Exercise aim:
Output all lines exactly.

Raw data:
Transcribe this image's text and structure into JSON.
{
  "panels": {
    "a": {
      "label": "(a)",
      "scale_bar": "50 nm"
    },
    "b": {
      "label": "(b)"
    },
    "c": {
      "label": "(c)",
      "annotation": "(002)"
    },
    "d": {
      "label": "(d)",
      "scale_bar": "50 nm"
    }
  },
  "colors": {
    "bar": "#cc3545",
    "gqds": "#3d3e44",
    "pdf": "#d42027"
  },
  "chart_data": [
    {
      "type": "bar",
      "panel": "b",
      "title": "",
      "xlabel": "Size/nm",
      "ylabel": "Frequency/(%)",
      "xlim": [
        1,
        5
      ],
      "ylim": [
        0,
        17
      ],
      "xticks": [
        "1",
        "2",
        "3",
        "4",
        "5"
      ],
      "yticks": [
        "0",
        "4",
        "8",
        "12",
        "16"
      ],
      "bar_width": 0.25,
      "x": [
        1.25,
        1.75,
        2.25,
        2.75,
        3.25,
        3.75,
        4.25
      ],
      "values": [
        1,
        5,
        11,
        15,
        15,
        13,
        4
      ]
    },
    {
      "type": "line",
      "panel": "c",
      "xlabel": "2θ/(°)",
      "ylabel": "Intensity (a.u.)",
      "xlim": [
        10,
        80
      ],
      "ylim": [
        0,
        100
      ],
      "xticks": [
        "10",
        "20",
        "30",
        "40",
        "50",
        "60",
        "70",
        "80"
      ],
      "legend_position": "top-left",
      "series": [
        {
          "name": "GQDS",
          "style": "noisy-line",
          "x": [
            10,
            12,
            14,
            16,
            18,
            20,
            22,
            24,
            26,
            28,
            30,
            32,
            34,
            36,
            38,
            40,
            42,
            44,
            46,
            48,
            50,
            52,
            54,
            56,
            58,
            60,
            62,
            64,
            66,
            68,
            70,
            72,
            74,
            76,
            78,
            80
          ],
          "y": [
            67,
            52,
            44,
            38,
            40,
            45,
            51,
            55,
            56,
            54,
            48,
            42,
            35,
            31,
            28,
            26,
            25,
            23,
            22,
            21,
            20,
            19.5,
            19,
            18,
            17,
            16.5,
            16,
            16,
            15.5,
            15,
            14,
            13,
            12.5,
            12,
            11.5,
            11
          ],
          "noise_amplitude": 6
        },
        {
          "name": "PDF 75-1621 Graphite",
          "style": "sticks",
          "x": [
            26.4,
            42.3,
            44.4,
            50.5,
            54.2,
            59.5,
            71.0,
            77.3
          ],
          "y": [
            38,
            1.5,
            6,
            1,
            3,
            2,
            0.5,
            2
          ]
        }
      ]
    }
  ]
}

Exercise solution:
Transcribe this image's text and structure into JSON.
{
  "panels": {
    "a": {
      "label": "(a)",
      "scale_bar": "50 nm"
    },
    "b": {
      "label": "(b)"
    },
    "c": {
      "label": "(c)",
      "annotation": "(002)"
    },
    "d": {
      "label": "(d)",
      "scale_bar": "50 nm"
    }
  },
  "colors": {
    "bar": "#cc3545",
    "gqds": "#3d3e44",
    "pdf": "#d42027"
  },
  "chart_data": [
    {
      "type": "bar",
      "panel": "b",
      "title": "",
      "xlabel": "Size/nm",
      "ylabel": "Frequency/(%)",
      "xlim": [
        1,
        5
      ],
      "ylim": [
        0,
        17
      ],
      "xticks": [
        "1",
        "2",
        "3",
        "4",
        "5"
      ],
      "yticks": [
        "0",
        "4",
        "8",
        "12",
        "16"
      ],
      "bar_width": 0.25,
      "x": [
        1.25,
        1.75,
        2.25,
        2.75,
        3.25,
        3.75,
        4.25
      ],
      "values": [
        1,
        5,
        11,
        15,
        15,
        13,
        4
      ]
    },
    {
      "type": "line",
      "panel": "c",
      "xlabel": "2θ/(°)",
      "ylabel": "Intensity (a.u.)",
      "xlim": [
        10,
        80
      ],
      "ylim": [
        0,
        100
      ],
      "xticks": [
        "10",
        "20",
        "30",
        "40",
        "50",
        "60",
        "70",
        "80"
      ],
      "legend_position": "top-left",
      "series": [
        {
          "name": "GQDS",
          "style": "noisy-line",
          "x": [
            10,
            12,
            14,
            16,
            18,
            20,
            22,
            24,
            26,
            28,
            30,
            32,
            34,
            36,
            38,
            40,
            42,
            44,
            46,
            48,
            50,
            52,
            54,
            56,
            58,
            60,
            62,
            64,
            66,
            68,
            70,
            72,
            74,
            76,
            78,
            80
          ],
          "y": [
            67,
            52,
            44,
            38,
            40,
            45,
            51,
            55,
            56,
            54,
            48,
            42,
            35,
            31,
            28,
            26,
            25,
            23,
            22,
            21,
            20,
            19.5,
            19,
            18,
            17,
            16.5,
            16,
            16,
            15.5,
            15,
            14,
            13,
            12.5,
            12,
            11.5,
            11
          ],
          "noise_amplitude": 6
        },
        {
          "name": "PDF 75-1621 Graphite",
          "style": "sticks",
          "x": [
            26.4,
            42.3,
            44.4,
            50.5,
            54.2,
            59.5,
            71.0,
            77.3
          ],
          "y": [
            38,
            1.5,
            6,
            1,
            3,
            2,
            0.5,
            2
          ]
        }
      ]
    }
  ]
}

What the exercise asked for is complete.